(Chart and figure data)
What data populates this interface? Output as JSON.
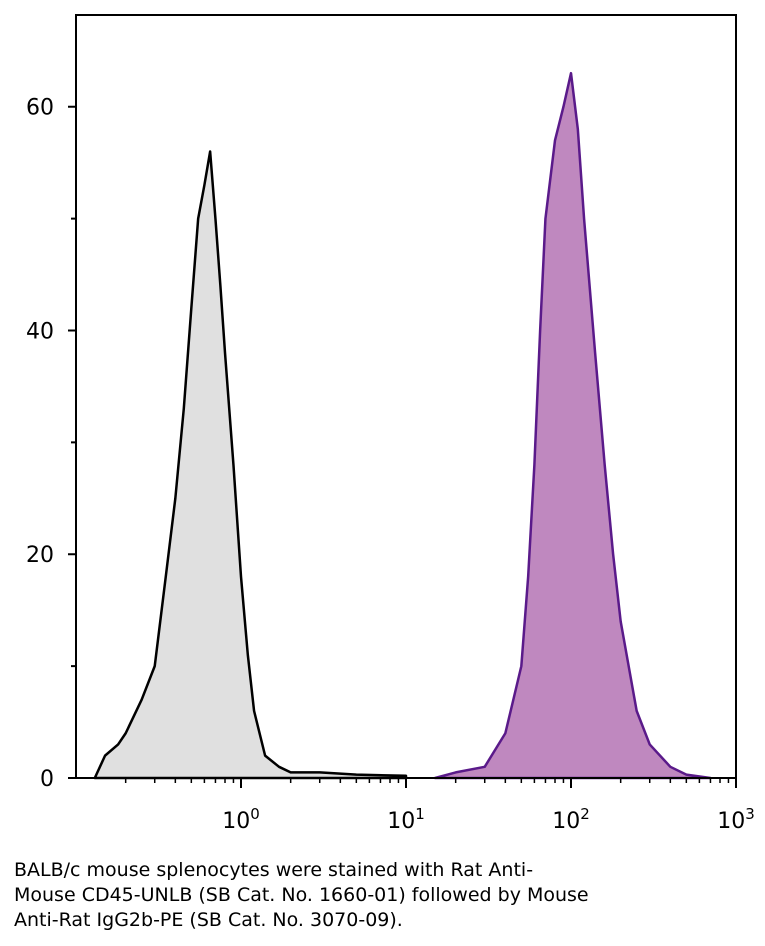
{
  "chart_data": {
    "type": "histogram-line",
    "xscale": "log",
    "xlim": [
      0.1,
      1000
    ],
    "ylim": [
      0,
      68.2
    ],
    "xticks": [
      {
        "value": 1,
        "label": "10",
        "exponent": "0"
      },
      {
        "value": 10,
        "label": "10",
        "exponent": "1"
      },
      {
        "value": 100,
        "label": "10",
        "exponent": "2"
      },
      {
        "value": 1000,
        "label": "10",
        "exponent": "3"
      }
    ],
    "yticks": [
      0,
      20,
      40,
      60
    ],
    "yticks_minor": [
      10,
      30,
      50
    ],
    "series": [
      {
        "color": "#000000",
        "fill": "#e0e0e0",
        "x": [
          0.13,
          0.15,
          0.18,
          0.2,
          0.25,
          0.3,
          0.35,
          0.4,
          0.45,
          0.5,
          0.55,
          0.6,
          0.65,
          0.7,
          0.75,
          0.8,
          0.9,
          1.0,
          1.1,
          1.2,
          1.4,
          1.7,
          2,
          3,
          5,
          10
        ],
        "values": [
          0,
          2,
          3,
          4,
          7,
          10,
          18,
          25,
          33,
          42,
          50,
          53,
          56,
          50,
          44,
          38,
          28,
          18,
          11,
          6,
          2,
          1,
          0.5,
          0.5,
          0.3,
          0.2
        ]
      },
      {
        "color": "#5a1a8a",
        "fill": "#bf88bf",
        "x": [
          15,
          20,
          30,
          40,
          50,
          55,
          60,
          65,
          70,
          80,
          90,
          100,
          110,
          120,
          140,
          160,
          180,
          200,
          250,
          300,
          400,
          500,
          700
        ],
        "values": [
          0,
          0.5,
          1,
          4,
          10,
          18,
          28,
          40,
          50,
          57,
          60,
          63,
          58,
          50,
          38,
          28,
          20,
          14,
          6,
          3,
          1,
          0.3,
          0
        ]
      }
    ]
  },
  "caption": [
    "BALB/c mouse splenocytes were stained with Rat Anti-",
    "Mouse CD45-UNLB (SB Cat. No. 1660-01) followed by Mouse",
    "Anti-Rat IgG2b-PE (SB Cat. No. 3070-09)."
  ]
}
==
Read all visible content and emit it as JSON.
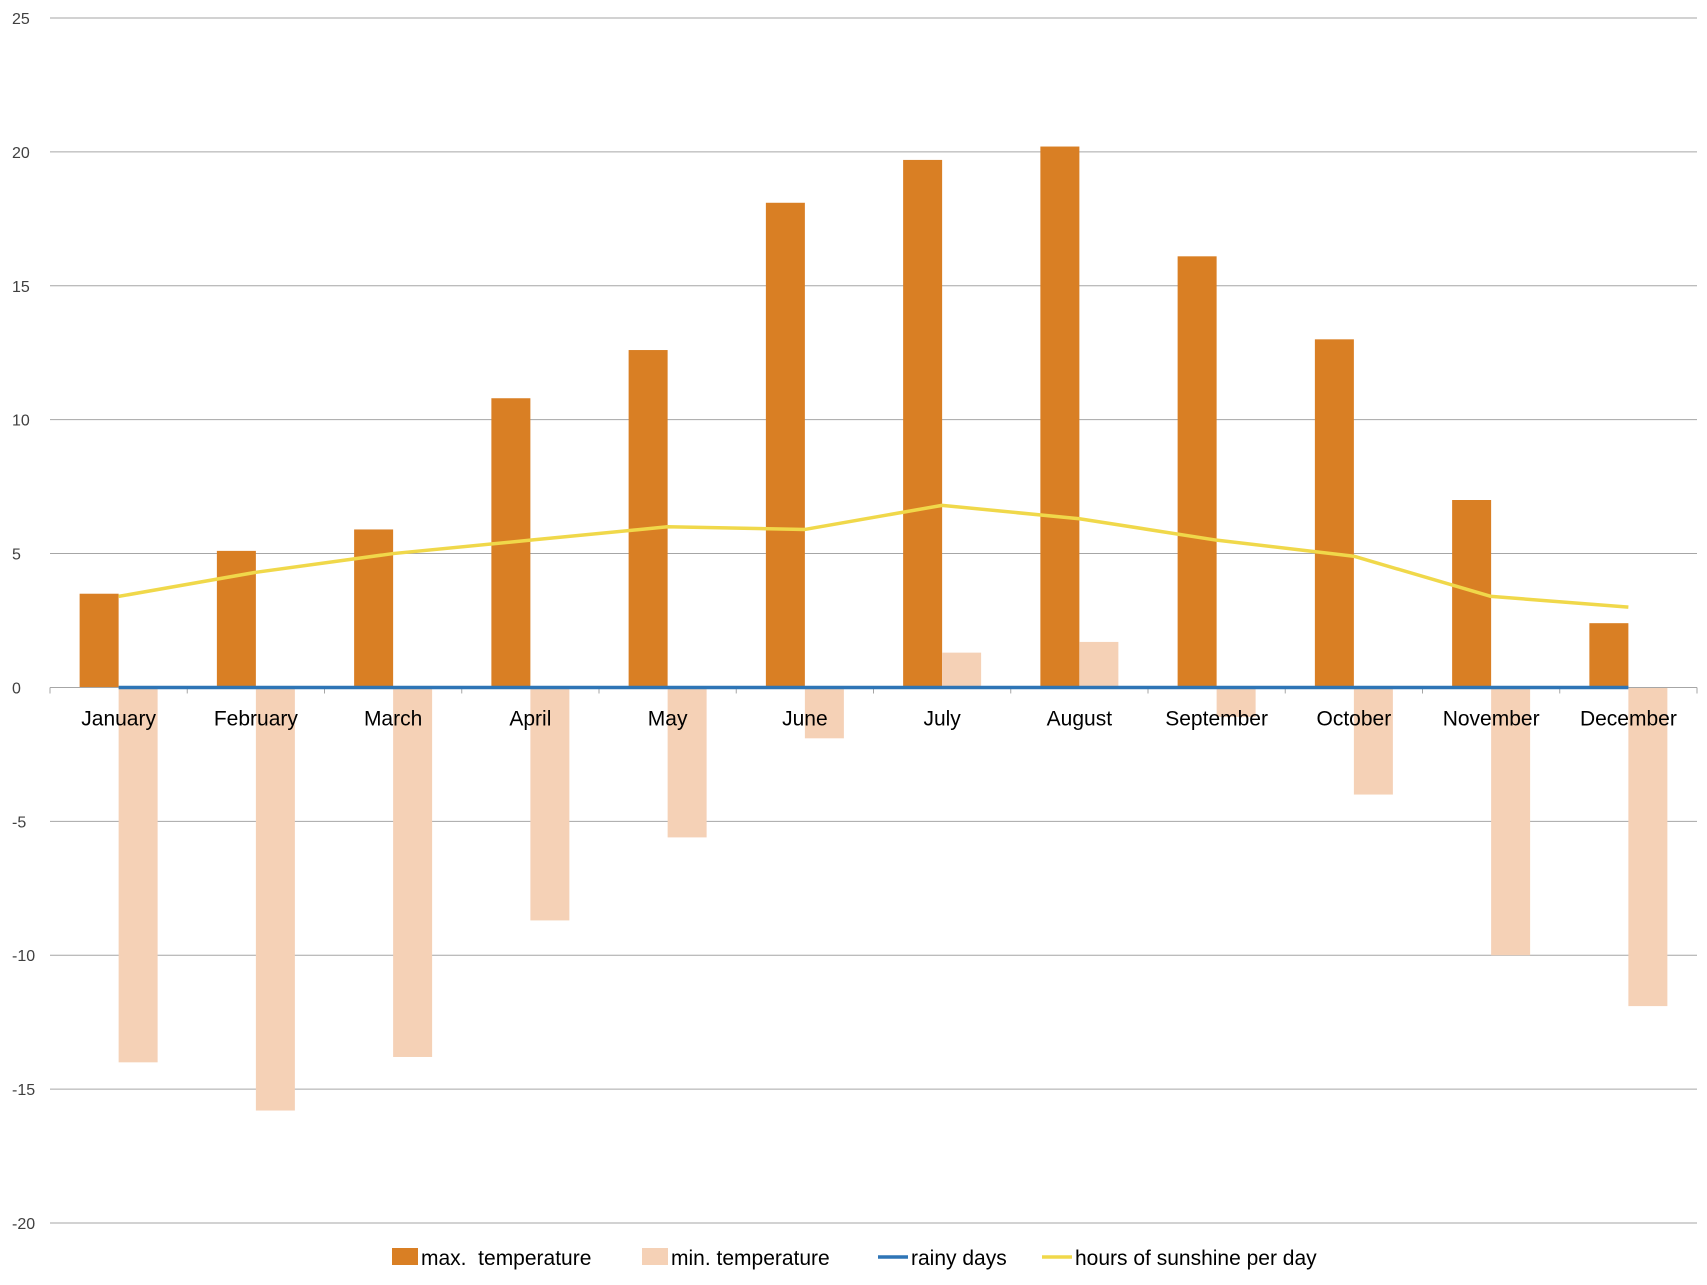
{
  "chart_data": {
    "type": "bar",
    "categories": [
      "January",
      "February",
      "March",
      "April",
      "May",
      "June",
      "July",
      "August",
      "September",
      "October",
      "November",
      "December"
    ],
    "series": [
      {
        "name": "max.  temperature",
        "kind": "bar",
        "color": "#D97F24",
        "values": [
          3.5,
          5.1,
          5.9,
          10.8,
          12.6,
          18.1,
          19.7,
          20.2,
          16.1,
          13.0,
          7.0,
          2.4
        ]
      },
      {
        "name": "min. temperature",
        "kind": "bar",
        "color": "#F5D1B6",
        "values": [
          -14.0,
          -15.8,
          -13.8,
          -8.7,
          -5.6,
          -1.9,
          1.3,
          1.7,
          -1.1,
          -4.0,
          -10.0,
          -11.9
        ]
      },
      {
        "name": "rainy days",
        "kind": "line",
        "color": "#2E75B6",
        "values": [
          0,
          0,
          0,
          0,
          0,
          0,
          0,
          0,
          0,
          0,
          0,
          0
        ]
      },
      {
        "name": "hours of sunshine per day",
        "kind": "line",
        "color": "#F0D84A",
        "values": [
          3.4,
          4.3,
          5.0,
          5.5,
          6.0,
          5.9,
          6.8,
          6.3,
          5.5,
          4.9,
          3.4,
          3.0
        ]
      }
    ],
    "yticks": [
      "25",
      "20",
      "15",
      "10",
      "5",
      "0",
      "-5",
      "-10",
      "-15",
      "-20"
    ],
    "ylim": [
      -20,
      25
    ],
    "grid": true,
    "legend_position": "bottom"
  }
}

_SET PROBLEM_.
Exactly how many lines of the material contain the word "name"? Write the number alone.

_CORRECT RESULT_.
4